+++ The data +++
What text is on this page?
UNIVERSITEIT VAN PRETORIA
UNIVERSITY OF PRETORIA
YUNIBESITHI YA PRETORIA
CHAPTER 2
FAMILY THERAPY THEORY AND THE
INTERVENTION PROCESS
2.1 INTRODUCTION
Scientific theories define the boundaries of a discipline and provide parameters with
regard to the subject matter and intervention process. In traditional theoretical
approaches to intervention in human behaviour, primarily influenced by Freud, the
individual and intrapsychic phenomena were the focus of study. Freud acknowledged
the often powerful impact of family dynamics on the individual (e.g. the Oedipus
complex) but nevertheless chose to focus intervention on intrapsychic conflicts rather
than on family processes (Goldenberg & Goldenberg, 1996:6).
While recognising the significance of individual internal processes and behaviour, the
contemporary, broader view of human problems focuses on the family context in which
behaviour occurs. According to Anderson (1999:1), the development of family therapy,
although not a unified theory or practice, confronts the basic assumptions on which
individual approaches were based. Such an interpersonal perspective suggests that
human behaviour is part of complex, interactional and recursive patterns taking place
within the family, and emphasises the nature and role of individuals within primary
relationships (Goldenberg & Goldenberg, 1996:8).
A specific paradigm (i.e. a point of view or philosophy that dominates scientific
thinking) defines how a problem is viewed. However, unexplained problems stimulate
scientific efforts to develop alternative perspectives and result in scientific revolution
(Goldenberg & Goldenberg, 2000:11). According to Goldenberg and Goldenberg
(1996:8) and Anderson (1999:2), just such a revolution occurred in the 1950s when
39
+++
Your instructions: Go through the records above, find every line with the word "that", and list those lines.

Problem solution:
individual approaches were based. Such an interpersonal perspective suggests that
A specific paradigm (i.e. a point of view or philosophy that dominates scientific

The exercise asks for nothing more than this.